* [SHORT EXERCISE] Restate the entire listing word for word.

* [LISTED RECORDS]
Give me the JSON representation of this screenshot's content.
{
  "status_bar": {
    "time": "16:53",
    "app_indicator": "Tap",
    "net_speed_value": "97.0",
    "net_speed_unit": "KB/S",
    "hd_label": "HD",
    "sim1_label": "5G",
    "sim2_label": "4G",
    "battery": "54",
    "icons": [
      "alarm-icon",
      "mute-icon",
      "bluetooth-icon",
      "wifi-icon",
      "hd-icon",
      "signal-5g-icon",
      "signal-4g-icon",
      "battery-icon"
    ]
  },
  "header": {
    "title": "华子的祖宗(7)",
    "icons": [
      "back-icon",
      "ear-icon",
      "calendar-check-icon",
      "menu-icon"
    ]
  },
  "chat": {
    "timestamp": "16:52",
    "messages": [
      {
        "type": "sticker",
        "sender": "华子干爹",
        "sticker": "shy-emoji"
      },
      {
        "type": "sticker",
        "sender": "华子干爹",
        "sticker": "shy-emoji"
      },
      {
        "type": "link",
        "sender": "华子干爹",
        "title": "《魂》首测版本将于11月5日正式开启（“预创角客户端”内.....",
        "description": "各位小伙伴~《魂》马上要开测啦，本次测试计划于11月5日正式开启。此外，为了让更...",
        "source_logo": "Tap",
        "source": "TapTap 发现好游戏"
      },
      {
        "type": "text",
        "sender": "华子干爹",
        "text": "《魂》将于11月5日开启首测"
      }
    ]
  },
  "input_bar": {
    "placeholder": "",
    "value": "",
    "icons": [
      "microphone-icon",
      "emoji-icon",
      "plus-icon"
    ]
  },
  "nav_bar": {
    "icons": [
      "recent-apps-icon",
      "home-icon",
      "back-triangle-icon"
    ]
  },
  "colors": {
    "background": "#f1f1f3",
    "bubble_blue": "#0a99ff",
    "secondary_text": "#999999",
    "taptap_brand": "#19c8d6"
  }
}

* [TASK RESULT]
Give me the JSON representation of this screenshot's content.
{
  "status_bar": {
    "time": "16:53",
    "app_indicator": "Tap",
    "net_speed_value": "97.0",
    "net_speed_unit": "KB/S",
    "hd_label": "HD",
    "sim1_label": "5G",
    "sim2_label": "4G",
    "battery": "54",
    "icons": [
      "alarm-icon",
      "mute-icon",
      "bluetooth-icon",
      "wifi-icon",
      "hd-icon",
      "signal-5g-icon",
      "signal-4g-icon",
      "battery-icon"
    ]
  },
  "header": {
    "title": "华子的祖宗(7)",
    "icons": [
      "back-icon",
      "ear-icon",
      "calendar-check-icon",
      "menu-icon"
    ]
  },
  "chat": {
    "timestamp": "16:52",
    "messages": [
      {
        "type": "sticker",
        "sender": "华子干爹",
        "sticker": "shy-emoji"
      },
      {
        "type": "sticker",
        "sender": "华子干爹",
        "sticker": "shy-emoji"
      },
      {
        "type": "link",
        "sender": "华子干爹",
        "title": "《魂》首测版本将于11月5日正式开启（“预创角客户端”内.....",
        "description": "各位小伙伴~《魂》马上要开测啦，本次测试计划于11月5日正式开启。此外，为了让更...",
        "source_logo": "Tap",
        "source": "TapTap 发现好游戏"
      },
      {
        "type": "text",
        "sender": "华子干爹",
        "text": "《魂》将于11月5日开启首测"
      }
    ]
  },
  "input_bar": {
    "placeholder": "",
    "value": "",
    "icons": [
      "microphone-icon",
      "emoji-icon",
      "plus-icon"
    ]
  },
  "nav_bar": {
    "icons": [
      "recent-apps-icon",
      "home-icon",
      "back-triangle-icon"
    ]
  },
  "colors": {
    "background": "#f1f1f3",
    "bubble_blue": "#0a99ff",
    "secondary_text": "#999999",
    "taptap_brand": "#19c8d6"
  }
}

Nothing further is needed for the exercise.